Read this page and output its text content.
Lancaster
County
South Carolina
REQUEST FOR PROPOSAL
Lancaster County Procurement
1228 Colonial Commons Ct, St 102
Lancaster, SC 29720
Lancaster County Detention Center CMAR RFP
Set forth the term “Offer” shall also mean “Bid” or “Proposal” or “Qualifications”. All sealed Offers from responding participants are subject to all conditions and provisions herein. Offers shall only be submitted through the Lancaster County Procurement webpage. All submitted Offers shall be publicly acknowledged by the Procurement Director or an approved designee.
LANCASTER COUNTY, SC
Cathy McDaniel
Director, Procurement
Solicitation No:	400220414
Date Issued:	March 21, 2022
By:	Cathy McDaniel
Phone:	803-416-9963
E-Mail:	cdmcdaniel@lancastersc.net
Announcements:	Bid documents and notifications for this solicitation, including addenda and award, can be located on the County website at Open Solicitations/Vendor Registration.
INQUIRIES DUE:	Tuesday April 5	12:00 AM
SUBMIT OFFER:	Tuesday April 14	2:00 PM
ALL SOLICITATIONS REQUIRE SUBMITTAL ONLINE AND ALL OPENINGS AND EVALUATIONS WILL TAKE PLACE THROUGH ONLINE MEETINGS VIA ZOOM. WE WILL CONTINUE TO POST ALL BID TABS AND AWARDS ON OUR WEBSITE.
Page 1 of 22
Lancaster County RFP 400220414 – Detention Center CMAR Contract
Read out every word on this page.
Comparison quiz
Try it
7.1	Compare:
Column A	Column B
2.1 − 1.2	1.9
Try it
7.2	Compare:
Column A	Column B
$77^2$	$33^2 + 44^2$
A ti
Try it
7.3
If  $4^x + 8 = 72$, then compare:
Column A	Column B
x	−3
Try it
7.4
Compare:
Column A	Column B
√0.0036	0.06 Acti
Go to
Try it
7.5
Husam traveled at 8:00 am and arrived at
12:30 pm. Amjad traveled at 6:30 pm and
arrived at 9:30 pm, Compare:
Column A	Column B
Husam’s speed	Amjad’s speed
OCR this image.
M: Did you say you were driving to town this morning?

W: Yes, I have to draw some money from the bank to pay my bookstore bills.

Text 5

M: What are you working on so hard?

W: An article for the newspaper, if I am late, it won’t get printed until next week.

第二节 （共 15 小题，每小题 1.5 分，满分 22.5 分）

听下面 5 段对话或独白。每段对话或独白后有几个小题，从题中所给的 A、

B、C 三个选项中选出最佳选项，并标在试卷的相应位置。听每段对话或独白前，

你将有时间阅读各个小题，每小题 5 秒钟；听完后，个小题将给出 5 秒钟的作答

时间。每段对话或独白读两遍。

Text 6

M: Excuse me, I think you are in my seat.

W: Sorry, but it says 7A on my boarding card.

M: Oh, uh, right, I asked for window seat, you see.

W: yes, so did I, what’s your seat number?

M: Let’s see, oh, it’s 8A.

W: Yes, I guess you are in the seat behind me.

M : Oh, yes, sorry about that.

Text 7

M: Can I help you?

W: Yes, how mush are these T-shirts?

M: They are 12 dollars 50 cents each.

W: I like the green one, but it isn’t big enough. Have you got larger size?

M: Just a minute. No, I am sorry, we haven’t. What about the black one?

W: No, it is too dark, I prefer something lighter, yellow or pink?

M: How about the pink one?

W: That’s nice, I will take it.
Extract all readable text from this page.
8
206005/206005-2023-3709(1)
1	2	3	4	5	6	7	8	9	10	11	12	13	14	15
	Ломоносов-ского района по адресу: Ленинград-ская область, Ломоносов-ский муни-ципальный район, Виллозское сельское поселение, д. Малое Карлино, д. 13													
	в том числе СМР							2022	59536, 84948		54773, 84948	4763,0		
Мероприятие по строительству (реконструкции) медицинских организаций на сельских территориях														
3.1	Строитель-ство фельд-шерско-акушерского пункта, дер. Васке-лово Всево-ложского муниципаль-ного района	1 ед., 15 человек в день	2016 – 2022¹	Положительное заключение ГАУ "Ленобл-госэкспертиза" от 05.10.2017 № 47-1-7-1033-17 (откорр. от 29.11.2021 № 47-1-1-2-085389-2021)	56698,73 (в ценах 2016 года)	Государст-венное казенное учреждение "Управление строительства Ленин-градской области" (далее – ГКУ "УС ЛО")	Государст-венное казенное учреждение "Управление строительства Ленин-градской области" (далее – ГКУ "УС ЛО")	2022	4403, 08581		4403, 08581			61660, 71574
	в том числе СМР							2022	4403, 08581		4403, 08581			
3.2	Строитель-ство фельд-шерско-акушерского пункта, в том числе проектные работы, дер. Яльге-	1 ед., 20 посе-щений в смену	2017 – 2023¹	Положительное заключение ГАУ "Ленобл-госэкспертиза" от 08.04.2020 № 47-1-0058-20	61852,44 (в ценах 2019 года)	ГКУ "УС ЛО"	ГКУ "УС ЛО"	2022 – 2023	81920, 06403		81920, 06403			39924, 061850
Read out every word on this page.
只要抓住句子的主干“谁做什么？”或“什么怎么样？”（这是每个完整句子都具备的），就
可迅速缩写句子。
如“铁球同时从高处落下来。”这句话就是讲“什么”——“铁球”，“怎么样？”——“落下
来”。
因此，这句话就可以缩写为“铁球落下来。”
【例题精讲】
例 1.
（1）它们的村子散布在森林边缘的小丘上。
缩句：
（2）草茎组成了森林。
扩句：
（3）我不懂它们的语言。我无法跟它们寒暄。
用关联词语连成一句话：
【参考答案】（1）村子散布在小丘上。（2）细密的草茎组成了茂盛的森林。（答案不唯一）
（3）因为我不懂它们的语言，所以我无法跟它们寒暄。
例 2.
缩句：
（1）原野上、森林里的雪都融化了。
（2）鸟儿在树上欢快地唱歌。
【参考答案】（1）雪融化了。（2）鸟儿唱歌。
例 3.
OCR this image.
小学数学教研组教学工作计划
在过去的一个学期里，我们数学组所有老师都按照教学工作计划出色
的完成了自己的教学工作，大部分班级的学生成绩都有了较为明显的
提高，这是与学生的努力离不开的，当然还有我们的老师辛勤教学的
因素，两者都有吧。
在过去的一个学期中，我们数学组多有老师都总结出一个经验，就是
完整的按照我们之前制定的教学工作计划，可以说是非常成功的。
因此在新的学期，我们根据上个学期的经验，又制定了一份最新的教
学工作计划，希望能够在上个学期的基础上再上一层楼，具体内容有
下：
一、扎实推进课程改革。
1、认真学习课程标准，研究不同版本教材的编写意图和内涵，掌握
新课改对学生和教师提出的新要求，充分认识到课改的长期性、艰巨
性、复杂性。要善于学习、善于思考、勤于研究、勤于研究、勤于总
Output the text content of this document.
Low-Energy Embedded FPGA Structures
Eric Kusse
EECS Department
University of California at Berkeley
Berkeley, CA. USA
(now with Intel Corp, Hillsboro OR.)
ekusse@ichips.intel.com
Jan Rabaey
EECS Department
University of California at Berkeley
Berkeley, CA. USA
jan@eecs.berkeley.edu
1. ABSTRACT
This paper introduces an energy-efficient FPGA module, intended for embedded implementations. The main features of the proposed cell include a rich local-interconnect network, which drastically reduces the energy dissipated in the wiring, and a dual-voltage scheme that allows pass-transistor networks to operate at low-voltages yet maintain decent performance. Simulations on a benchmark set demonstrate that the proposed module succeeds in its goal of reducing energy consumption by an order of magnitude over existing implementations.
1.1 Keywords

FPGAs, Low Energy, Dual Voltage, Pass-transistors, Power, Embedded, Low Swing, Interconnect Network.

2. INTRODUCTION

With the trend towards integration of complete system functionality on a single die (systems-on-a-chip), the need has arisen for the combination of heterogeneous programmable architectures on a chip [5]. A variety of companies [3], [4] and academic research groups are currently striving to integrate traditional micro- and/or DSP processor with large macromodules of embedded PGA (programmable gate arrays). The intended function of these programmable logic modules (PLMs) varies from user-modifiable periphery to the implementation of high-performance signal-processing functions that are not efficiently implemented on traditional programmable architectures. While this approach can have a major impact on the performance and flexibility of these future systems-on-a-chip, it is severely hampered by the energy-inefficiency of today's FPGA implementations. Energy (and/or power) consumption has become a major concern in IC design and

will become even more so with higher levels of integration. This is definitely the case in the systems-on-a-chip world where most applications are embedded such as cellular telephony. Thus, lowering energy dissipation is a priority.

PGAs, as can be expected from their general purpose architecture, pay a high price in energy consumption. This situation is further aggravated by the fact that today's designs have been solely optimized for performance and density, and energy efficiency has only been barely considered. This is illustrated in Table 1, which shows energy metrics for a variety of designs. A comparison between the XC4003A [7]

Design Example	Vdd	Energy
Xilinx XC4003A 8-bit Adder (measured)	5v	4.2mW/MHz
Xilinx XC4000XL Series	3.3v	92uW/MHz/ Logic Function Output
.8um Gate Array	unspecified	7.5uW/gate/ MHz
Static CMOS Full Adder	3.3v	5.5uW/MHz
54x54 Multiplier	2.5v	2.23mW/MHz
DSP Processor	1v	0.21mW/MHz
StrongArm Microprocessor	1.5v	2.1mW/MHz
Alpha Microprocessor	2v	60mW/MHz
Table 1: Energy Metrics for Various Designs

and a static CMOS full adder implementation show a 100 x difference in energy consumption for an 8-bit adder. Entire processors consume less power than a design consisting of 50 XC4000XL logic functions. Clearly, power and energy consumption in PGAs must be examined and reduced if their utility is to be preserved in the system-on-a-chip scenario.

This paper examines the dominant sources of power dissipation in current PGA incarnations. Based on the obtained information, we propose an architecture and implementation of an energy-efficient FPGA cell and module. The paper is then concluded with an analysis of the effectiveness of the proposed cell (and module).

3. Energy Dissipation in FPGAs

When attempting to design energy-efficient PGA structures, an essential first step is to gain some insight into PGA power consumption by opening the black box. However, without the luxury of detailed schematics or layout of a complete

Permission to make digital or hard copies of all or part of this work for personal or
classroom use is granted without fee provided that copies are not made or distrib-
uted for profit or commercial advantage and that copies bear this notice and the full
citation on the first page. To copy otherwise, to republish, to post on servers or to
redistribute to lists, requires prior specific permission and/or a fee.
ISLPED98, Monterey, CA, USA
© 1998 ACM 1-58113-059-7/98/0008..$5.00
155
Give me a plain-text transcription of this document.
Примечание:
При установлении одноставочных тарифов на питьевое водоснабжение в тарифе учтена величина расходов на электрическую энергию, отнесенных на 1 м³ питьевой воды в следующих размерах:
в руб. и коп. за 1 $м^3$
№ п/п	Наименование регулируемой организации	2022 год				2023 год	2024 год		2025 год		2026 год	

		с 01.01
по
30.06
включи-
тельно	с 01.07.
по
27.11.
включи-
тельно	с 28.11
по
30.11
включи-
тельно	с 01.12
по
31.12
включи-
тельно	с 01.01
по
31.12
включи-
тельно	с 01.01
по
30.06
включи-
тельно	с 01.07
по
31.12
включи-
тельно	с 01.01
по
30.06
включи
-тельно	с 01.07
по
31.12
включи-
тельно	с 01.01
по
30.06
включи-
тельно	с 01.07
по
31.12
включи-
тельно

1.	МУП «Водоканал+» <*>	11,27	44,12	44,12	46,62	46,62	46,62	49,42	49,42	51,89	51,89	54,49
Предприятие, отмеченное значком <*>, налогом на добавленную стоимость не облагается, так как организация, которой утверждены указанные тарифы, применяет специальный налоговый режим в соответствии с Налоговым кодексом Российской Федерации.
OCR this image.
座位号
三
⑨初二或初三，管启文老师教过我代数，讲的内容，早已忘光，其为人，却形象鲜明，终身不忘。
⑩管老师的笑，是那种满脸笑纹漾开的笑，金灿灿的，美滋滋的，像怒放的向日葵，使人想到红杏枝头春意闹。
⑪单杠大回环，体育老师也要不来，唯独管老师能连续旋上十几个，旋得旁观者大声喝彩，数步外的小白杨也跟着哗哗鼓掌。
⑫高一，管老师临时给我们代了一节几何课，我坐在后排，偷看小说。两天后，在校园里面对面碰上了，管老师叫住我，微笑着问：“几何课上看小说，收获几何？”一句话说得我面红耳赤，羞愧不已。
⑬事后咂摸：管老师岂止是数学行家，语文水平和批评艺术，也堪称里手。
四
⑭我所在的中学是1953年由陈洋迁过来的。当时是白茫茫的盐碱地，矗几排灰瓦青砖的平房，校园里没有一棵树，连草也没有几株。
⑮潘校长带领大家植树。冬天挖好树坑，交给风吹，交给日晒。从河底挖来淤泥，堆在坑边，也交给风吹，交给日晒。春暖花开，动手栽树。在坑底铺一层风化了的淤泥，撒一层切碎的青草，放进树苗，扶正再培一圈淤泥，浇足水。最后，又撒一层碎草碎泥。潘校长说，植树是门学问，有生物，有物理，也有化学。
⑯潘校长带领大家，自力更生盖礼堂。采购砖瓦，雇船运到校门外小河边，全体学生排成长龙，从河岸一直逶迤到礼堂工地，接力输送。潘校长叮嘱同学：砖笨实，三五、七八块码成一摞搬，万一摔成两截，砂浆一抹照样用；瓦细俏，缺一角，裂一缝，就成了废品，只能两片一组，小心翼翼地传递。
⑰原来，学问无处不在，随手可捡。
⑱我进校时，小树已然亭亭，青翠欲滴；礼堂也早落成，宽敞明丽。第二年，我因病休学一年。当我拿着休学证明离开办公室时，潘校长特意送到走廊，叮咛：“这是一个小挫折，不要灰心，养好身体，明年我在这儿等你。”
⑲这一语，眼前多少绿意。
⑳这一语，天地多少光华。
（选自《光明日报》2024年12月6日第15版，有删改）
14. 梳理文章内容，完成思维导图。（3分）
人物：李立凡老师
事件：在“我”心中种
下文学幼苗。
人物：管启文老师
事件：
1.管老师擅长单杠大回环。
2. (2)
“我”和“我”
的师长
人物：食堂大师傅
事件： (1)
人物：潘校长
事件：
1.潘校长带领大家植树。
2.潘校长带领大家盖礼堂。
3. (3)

+ + + +

Search the entries for the word "functions" and gather every line where it appears.

With the trend towards integration of complete system functionality on a single die (systems-on-a-chip), the need has arisen for the combination of heterogeneous programmable architectures on a chip [5]. A variety of companies [3], [4] and academic research groups are currently striving to integrate traditional micro- and/or DSP processor with large macromodules of embedded PGA (programmable gate arrays). The intended function of these programmable logic modules (PLMs) varies from user-modifiable periphery to the implementation of high-performance signal-processing functions that are not efficiently implemented on traditional programmable architectures. While this approach can have a major impact on the performance and flexibility of these future systems-on-a-chip, it is severely hampered by the energy-inefficiency of today's FPGA implementations. Energy (and/or power) consumption has become a major concern in IC design and
and a static CMOS full adder implementation show a 100 x difference in energy consumption for an 8-bit adder. Entire processors consume less power than a design consisting of 50 XC4000XL logic functions. Clearly, power and energy consumption in PGAs must be examined and reduced if their utility is to be preserved in the system-on-a-chip scenario.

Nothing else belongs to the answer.